> _Requirements_:
Nothing should be left out: output all of the entries exactly.

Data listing
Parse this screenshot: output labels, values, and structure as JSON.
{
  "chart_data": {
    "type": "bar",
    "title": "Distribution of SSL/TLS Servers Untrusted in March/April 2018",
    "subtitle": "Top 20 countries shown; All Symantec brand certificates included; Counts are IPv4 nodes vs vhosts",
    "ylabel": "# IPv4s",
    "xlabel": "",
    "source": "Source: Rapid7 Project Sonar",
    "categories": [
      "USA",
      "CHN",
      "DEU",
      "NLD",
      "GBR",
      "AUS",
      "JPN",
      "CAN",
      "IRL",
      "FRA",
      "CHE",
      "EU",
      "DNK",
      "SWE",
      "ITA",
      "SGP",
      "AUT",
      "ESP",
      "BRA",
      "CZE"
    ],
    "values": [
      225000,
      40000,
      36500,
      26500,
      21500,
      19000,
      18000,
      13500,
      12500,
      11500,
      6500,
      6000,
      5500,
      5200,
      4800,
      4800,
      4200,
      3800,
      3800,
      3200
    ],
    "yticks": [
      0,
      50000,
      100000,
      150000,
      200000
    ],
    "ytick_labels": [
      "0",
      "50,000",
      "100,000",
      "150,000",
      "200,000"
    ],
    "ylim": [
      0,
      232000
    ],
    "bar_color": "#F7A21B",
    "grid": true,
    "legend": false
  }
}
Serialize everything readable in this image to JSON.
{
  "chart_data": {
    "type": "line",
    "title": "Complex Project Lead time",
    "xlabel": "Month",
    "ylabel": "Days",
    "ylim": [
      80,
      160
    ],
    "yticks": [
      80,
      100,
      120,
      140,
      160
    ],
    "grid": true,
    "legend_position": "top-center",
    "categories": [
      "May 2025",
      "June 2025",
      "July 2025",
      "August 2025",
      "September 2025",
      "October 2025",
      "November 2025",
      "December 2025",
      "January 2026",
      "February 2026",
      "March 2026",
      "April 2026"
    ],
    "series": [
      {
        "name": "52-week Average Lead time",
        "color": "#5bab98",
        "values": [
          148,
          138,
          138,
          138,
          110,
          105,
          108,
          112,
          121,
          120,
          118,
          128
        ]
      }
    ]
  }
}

> _Problem solution_:
Parse this screenshot: output labels, values, and structure as JSON.
{
  "chart_data": {
    "type": "bar",
    "title": "Distribution of SSL/TLS Servers Untrusted in March/April 2018",
    "subtitle": "Top 20 countries shown; All Symantec brand certificates included; Counts are IPv4 nodes vs vhosts",
    "ylabel": "# IPv4s",
    "xlabel": "",
    "source": "Source: Rapid7 Project Sonar",
    "categories": [
      "USA",
      "CHN",
      "DEU",
      "NLD",
      "GBR",
      "AUS",
      "JPN",
      "CAN",
      "IRL",
      "FRA",
      "CHE",
      "EU",
      "DNK",
      "SWE",
      "ITA",
      "SGP",
      "AUT",
      "ESP",
      "BRA",
      "CZE"
    ],
    "values": [
      225000,
      40000,
      36500,
      26500,
      21500,
      19000,
      18000,
      13500,
      12500,
      11500,
      6500,
      6000,
      5500,
      5200,
      4800,
      4800,
      4200,
      3800,
      3800,
      3200
    ],
    "yticks": [
      0,
      50000,
      100000,
      150000,
      200000
    ],
    "ytick_labels": [
      "0",
      "50,000",
      "100,000",
      "150,000",
      "200,000"
    ],
    "ylim": [
      0,
      232000
    ],
    "bar_color": "#F7A21B",
    "grid": true,
    "legend": false
  }
}
Serialize everything readable in this image to JSON.
{
  "chart_data": {
    "type": "line",
    "title": "Complex Project Lead time",
    "xlabel": "Month",
    "ylabel": "Days",
    "ylim": [
      80,
      160
    ],
    "yticks": [
      80,
      100,
      120,
      140,
      160
    ],
    "grid": true,
    "legend_position": "top-center",
    "categories": [
      "May 2025",
      "June 2025",
      "July 2025",
      "August 2025",
      "September 2025",
      "October 2025",
      "November 2025",
      "December 2025",
      "January 2026",
      "February 2026",
      "March 2026",
      "April 2026"
    ],
    "series": [
      {
        "name": "52-week Average Lead time",
        "color": "#5bab98",
        "values": [
          148,
          138,
          138,
          138,
          110,
          105,
          108,
          112,
          121,
          120,
          118,
          128
        ]
      }
    ]
  }
}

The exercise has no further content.